WHAT IS NEEDED :: Report, word for word, every line of the material that contains "true".

ENTRIES SHOWN ::
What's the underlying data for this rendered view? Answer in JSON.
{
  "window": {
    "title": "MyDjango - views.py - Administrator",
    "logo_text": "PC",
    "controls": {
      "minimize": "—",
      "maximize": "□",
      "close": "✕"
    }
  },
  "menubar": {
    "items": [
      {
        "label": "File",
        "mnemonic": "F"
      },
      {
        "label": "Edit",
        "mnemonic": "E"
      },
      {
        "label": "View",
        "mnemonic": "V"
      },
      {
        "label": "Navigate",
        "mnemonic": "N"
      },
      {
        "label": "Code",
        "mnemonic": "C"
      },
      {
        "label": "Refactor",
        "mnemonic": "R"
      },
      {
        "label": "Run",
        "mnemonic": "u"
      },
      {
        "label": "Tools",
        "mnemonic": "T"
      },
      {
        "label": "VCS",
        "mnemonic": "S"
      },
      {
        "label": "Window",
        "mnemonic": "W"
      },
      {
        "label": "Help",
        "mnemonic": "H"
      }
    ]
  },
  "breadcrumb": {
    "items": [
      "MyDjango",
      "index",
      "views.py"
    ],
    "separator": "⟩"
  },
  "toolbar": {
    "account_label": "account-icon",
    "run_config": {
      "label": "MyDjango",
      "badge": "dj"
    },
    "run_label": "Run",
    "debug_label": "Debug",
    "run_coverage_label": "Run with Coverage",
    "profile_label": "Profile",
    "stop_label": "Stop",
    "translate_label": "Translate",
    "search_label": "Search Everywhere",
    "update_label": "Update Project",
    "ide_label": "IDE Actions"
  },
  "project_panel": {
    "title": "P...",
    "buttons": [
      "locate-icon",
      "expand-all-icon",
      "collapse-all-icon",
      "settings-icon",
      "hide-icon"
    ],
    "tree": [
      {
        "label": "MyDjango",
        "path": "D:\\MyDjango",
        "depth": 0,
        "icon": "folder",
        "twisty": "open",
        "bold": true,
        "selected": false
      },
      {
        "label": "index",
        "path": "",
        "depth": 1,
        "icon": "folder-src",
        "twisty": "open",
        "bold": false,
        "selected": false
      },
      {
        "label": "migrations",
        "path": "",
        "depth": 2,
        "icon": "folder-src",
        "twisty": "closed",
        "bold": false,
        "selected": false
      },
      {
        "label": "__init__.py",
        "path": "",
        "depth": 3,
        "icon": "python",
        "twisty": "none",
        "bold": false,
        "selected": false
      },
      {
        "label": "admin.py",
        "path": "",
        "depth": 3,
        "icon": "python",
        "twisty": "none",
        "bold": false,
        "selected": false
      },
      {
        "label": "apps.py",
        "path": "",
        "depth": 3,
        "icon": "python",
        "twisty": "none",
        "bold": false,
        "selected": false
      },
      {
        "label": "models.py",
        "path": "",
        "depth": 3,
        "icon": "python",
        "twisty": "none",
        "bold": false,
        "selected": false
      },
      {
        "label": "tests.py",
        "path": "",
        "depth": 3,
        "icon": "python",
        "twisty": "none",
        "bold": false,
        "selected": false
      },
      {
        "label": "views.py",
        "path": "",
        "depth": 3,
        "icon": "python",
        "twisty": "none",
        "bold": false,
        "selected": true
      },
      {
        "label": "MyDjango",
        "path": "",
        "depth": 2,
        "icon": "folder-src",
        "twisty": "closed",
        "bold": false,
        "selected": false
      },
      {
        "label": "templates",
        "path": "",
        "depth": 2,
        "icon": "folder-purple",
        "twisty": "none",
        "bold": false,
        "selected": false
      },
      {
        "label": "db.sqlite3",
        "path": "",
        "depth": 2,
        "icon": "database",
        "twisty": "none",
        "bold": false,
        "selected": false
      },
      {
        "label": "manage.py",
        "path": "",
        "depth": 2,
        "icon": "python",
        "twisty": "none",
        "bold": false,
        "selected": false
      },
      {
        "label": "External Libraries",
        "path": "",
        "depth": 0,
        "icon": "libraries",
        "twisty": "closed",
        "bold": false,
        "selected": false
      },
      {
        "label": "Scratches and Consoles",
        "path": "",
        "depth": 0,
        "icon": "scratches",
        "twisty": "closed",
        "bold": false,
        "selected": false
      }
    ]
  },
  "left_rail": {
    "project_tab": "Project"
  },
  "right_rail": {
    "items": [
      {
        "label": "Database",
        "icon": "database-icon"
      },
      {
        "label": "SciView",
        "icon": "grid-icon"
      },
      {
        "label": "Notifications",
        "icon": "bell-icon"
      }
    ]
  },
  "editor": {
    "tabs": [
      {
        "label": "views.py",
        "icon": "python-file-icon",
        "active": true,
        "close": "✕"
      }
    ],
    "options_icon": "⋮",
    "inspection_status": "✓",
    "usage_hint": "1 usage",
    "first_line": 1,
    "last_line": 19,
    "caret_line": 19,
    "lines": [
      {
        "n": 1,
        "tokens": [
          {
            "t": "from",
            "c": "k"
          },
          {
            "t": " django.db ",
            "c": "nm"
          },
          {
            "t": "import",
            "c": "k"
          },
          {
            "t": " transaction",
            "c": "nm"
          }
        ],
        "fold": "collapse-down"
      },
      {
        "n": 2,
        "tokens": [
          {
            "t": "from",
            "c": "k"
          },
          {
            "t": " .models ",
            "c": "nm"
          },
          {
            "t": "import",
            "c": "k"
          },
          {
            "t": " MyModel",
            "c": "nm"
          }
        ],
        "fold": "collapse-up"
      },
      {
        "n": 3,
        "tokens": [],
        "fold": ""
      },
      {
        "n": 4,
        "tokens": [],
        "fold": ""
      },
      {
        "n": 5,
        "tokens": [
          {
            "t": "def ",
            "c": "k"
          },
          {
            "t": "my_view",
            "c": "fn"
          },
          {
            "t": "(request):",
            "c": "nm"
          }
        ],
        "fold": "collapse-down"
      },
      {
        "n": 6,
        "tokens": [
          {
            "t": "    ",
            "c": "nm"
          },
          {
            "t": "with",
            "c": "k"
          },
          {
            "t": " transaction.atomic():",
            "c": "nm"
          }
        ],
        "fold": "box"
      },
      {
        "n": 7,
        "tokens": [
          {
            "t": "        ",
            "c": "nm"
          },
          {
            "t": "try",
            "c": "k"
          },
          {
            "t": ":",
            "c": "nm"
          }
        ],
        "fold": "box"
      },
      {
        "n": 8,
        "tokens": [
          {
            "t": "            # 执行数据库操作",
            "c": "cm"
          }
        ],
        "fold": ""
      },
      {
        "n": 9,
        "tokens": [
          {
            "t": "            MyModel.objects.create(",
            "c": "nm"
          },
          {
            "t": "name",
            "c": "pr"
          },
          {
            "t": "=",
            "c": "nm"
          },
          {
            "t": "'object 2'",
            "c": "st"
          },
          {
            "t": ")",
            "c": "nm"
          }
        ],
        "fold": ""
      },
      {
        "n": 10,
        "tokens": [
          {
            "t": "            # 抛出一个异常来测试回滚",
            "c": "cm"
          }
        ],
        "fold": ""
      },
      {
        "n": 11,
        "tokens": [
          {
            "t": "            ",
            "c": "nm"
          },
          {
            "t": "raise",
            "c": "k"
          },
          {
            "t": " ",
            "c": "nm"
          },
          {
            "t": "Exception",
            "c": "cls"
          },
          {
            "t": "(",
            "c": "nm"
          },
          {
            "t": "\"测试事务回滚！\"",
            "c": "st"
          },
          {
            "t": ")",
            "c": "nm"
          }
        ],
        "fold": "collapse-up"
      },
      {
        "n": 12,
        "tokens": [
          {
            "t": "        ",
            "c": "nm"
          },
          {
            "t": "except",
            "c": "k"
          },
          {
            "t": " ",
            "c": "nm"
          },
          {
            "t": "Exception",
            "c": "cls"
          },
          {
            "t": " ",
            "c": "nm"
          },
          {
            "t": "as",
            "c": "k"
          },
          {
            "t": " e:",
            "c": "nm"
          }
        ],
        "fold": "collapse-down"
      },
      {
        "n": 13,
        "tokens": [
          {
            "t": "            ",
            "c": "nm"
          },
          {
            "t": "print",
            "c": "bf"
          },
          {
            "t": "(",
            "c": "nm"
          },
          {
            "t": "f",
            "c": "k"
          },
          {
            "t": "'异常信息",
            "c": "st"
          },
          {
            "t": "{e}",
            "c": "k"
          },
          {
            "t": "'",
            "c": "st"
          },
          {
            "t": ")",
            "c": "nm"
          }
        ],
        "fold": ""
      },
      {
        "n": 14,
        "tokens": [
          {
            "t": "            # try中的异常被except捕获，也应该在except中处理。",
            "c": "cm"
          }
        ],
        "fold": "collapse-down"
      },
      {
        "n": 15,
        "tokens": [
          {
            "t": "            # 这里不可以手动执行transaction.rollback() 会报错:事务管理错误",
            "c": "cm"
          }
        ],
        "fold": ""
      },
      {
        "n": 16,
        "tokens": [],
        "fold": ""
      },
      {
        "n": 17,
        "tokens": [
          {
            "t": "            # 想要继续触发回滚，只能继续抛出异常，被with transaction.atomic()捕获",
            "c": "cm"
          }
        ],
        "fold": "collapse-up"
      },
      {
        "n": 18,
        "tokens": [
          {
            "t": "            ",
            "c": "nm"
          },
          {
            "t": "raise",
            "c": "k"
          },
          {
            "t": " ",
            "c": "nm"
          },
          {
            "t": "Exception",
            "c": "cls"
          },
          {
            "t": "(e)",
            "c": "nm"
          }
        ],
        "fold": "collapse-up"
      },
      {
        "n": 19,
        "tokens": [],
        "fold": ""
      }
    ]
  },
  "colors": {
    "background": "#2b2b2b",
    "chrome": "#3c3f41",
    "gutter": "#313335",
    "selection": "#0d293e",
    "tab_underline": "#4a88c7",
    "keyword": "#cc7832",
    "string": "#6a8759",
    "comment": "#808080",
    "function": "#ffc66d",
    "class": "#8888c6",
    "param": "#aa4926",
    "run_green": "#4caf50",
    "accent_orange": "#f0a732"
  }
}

EXERCISE ANSWER ::
        "bold": true,
        "selected": true
        "active": true,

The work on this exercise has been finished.